**WORK TO COMPLETE:** Pull out each line of the items below that contains the word "left", treating uppercase and lowercase as different.

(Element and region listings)
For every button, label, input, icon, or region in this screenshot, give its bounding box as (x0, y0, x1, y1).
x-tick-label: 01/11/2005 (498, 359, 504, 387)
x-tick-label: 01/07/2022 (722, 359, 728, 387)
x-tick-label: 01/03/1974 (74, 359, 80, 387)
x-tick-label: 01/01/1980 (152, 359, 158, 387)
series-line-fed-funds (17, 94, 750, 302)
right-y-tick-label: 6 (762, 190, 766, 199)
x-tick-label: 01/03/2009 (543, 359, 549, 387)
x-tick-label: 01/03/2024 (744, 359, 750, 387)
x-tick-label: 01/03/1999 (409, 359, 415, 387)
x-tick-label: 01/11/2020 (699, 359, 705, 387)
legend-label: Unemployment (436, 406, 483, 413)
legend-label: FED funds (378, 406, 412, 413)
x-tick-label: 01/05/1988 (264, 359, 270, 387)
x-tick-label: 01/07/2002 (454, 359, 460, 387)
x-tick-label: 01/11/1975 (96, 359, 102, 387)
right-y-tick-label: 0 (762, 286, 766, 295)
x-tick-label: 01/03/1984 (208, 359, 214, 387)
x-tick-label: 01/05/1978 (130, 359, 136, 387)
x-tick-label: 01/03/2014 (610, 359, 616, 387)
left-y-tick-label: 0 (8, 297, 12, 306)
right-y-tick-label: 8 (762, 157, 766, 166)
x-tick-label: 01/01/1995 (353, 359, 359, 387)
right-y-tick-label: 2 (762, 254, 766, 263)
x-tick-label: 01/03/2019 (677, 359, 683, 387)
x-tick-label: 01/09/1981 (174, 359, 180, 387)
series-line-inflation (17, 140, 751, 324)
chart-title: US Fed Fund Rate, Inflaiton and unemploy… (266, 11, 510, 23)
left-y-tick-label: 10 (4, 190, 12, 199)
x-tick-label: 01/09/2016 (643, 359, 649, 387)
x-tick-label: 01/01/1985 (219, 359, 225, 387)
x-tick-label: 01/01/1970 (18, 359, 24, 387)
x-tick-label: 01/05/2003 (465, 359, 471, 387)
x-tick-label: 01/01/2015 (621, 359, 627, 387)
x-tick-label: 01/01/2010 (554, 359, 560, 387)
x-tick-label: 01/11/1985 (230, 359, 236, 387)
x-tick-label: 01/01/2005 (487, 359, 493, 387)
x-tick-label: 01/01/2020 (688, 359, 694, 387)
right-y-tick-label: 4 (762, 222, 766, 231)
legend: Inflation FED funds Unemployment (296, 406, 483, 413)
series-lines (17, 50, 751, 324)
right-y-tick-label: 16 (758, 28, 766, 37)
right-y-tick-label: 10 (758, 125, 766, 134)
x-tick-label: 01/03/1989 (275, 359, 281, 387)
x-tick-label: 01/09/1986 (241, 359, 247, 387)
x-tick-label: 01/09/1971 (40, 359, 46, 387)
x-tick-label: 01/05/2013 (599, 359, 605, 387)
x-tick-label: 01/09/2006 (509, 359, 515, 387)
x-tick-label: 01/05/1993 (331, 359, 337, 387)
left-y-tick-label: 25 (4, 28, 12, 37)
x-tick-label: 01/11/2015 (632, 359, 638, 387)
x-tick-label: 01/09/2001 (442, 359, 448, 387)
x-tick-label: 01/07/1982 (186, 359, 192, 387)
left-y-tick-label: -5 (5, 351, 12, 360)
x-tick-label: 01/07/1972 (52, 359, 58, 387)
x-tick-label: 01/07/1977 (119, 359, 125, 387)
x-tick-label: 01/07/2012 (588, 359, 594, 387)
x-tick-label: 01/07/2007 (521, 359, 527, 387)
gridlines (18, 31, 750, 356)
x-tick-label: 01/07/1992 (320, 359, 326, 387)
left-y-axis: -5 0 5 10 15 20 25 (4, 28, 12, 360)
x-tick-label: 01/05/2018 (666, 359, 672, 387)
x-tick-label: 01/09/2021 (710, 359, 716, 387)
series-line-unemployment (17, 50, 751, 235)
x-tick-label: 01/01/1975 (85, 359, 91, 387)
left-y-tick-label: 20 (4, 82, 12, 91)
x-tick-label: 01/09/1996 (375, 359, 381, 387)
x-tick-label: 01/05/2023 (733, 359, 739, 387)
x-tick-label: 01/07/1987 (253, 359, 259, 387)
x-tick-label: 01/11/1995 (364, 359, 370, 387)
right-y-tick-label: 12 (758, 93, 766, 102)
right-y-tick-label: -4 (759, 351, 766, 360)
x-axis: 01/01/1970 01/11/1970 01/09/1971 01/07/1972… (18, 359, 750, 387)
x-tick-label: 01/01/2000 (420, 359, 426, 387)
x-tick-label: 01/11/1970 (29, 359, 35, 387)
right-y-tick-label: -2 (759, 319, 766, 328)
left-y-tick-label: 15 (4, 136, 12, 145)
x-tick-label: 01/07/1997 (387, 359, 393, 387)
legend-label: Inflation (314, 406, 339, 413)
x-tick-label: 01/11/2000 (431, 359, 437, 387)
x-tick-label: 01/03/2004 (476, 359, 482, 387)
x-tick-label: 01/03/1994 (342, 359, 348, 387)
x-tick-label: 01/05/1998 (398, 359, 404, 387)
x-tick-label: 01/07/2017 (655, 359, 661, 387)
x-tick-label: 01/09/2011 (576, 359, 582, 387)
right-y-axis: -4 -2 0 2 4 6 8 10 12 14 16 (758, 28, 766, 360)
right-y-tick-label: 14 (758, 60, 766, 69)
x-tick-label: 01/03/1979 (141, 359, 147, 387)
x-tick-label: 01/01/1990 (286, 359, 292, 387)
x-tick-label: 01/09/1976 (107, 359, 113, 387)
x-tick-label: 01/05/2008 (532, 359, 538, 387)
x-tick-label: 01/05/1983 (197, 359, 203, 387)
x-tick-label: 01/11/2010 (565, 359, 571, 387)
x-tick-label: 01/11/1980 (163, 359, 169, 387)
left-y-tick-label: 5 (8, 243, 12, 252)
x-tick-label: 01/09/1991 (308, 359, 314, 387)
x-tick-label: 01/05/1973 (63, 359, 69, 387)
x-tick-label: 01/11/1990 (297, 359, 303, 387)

**FULL ANSWER:**
left-y-tick-label: 0 (8, 297, 12, 306)
left-y-tick-label: 10 (4, 190, 12, 199)
left-y-tick-label: 25 (4, 28, 12, 37)
left-y-tick-label: -5 (5, 351, 12, 360)
left-y-axis: -5 0 5 10 15 20 25 (4, 28, 12, 360)
left-y-tick-label: 20 (4, 82, 12, 91)
left-y-tick-label: 15 (4, 136, 12, 145)
left-y-tick-label: 5 (8, 243, 12, 252)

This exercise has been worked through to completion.